*Extract provided*

start

Optimal Difference Game

Alice and Bob are playing a game with their own sequences of numbers. Alice has a sequence \(a\) consisting of \(n\) integers and Bob has a sequence \(b\) consisting of \(n\) integers. In each turn, the current player deletes exactly one number from his/her own sequence. Alice takes the first turn and they alternate turns. The game ends when both sequences are reduced to exactly one number. Let the remaining number in Alice's sequence be \(x\) and in Bob's sequence be \(y\).

Alice aims to maximize \(|x-y|\) (the absolute difference between \(x\) and \(y\)) while Bob aims to minimize \(|x-y|\). Both players play optimally. Determine the final result \(|x-y|\) when the game ends.

Game Analysis:
Since each player controls only his/her own sequence, the final outcome is determined by the choice of the remaining element in each sequence. Regardless of the play order, the outcome is equivalent to Alice choosing an element \(x\) from sequence \(a\) and Bob, knowing \(x\), choosing an element \(y\) from sequence \(b\) which minimizes \(|x-y|\). Therefore, the final value of \(|x-y|\) is:

[ \max_{x \in a} \left( \min_{y \in b} |x-y| \right) ]

Your task is to compute this value given the two sequences.

inputFormat

The first line contains an integer \(n\) (the size of each sequence).
The second line contains \(n\) integers representing the sequence \(a\).
The third line contains \(n\) integers representing the sequence \(b\).

You can assume that \(n \ge 1\) and the absolute values of the numbers do not exceed \(10^9\).

outputFormat

Output a single integer denoting the final value of \(|x-y|\) when both players play optimally.

sample

2
1 10
5 6

4

end

*Given problem 1*
Reproduce, without any changes, the stretch of the records from their first line through the line containing "decorative-dot [1845,850,1861,867]", including both of those lines.

*Material for this task*

start

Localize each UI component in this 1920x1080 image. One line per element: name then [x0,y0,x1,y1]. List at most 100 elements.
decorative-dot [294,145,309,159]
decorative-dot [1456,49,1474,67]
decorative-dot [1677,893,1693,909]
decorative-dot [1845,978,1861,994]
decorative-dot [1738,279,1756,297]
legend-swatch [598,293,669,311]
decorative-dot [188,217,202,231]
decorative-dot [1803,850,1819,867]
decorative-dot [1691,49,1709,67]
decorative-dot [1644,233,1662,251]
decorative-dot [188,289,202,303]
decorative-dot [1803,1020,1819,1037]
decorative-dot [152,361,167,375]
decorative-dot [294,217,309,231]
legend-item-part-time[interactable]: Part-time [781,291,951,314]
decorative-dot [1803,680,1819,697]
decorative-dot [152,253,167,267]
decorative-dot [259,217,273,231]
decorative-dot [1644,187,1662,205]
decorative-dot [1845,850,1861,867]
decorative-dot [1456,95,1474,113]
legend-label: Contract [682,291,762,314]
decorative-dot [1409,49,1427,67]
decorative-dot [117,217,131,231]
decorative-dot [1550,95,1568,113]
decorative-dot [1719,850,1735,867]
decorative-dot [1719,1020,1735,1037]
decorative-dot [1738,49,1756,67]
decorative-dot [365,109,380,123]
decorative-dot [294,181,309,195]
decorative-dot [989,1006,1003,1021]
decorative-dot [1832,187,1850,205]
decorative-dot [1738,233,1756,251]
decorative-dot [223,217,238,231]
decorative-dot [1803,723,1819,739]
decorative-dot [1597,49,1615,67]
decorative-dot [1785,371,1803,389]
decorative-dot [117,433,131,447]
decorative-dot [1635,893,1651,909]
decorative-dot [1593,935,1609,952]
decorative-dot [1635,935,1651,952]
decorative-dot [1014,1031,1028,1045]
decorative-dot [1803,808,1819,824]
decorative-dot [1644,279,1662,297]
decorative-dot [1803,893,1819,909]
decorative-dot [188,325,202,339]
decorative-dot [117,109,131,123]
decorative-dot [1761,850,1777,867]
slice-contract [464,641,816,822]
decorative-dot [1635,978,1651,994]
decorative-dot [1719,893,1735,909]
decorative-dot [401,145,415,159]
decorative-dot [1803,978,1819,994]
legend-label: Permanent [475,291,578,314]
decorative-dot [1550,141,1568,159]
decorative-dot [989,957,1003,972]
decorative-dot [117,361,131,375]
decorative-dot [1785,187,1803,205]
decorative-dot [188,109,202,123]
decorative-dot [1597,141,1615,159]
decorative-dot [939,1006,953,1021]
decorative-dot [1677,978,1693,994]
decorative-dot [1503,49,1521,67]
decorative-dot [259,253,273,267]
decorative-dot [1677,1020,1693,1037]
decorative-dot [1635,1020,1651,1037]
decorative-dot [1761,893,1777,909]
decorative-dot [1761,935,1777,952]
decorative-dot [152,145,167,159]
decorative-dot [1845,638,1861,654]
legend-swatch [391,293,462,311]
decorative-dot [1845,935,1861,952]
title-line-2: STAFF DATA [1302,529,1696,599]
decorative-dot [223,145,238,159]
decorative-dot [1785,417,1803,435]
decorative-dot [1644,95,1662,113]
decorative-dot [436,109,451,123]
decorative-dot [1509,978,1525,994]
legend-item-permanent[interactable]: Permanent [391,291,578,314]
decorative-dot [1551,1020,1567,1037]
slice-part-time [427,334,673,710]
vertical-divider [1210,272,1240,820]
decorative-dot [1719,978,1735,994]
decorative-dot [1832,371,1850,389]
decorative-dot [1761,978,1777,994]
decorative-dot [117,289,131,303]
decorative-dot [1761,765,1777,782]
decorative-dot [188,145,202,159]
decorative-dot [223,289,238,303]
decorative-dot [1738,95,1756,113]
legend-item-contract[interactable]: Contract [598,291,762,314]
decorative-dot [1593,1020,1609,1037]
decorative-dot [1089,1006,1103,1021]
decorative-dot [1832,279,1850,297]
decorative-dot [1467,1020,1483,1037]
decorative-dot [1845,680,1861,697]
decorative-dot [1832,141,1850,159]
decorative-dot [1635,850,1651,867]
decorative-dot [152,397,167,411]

end

*Given problem 2*
In the game problem, which player takes the first turn?

*Solution 1*
Localize each UI component in this 1920x1080 image. One line per element: name then [x0,y0,x1,y1]. List at most 100 elements.
decorative-dot [294,145,309,159]
decorative-dot [1456,49,1474,67]
decorative-dot [1677,893,1693,909]
decorative-dot [1845,978,1861,994]
decorative-dot [1738,279,1756,297]
legend-swatch [598,293,669,311]
decorative-dot [188,217,202,231]
decorative-dot [1803,850,1819,867]
decorative-dot [1691,49,1709,67]
decorative-dot [1644,233,1662,251]
decorative-dot [188,289,202,303]
decorative-dot [1803,1020,1819,1037]
decorative-dot [152,361,167,375]
decorative-dot [294,217,309,231]
legend-item-part-time[interactable]: Part-time [781,291,951,314]
decorative-dot [1803,680,1819,697]
decorative-dot [152,253,167,267]
decorative-dot [259,217,273,231]
decorative-dot [1644,187,1662,205]
decorative-dot [1845,850,1861,867]

*Solution 2*
Alice takes the first turn.